What needs to be done: Only a number is wanted: the count of lines in this listing that contain "JSON".

Data:
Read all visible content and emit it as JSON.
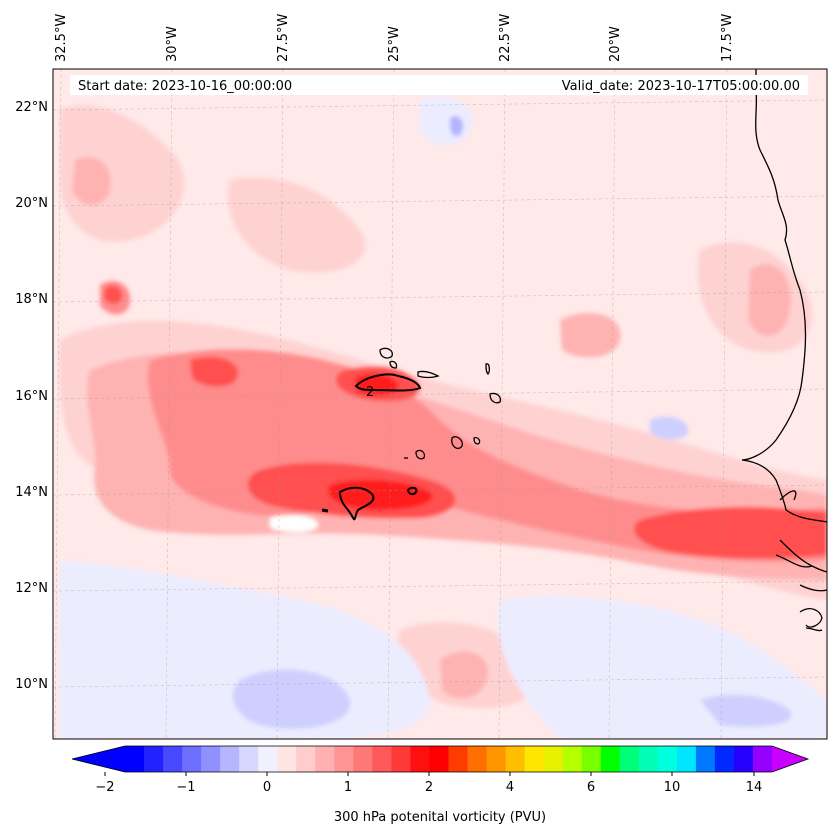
{
  "header": {
    "start_date": "Start date: 2023-10-16_00:00:00",
    "valid_date": "Valid_date: 2023-10-17T05:00:00.00"
  },
  "axes": {
    "lon_labels": [
      "32.5°W",
      "30°W",
      "27.5°W",
      "25°W",
      "22.5°W",
      "20°W",
      "17.5°W"
    ],
    "lat_labels": [
      "22°N",
      "20°N",
      "18°N",
      "16°N",
      "14°N",
      "12°N",
      "10°N"
    ]
  },
  "contour_label": "2",
  "colorbar": {
    "label": "300 hPa potenital vorticity (PVU)",
    "ticks": [
      "−2",
      "−1",
      "0",
      "1",
      "2",
      "4",
      "6",
      "10",
      "14"
    ],
    "colors": [
      "#0000ff",
      "#2222ff",
      "#4848ff",
      "#6e6eff",
      "#9090ff",
      "#b6b6ff",
      "#d8d8ff",
      "#f0f0ff",
      "#ffe4e4",
      "#ffcccc",
      "#ffb0b0",
      "#ff9494",
      "#ff7878",
      "#ff5858",
      "#ff3838",
      "#ff1010",
      "#ff0000",
      "#ff3c00",
      "#ff6e00",
      "#ff9600",
      "#ffbe00",
      "#ffe600",
      "#e6f000",
      "#b4ff00",
      "#78ff00",
      "#00ff00",
      "#00ff78",
      "#00ffb4",
      "#00ffdc",
      "#00e6ff",
      "#0078ff",
      "#0028ff",
      "#2800ff",
      "#9600ff"
    ],
    "low_extend_color": "#0000ff",
    "high_extend_color": "#c800ff"
  },
  "map_colors": {
    "background": "#ffe9e9",
    "light_pink": "#ffd2d2",
    "pink": "#ffb2b2",
    "salmon": "#ff8c8c",
    "red": "#ff5050",
    "deep_red": "#ff1e1e",
    "light_blue": "#ececff",
    "blue": "#cfcfff",
    "mid_blue": "#b4b4ff",
    "coast": "#000000"
  }
}
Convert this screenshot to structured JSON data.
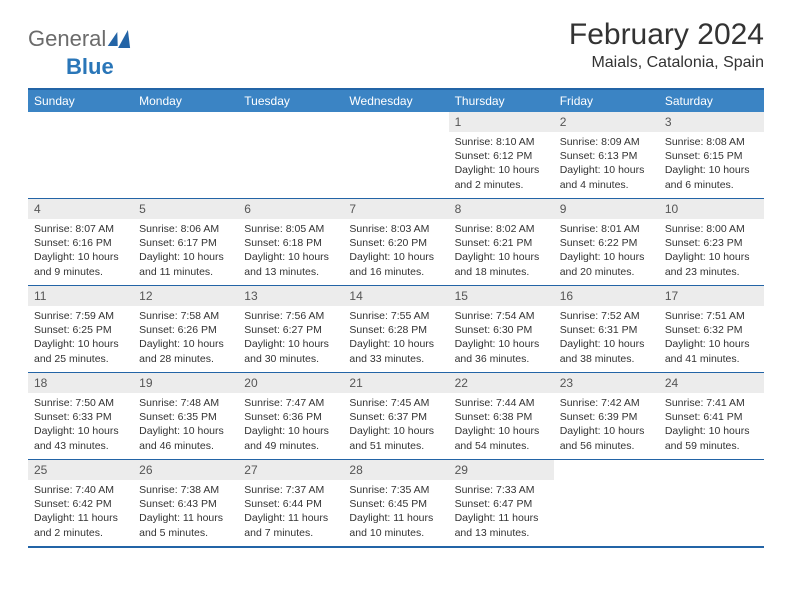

Answer to this problem: 2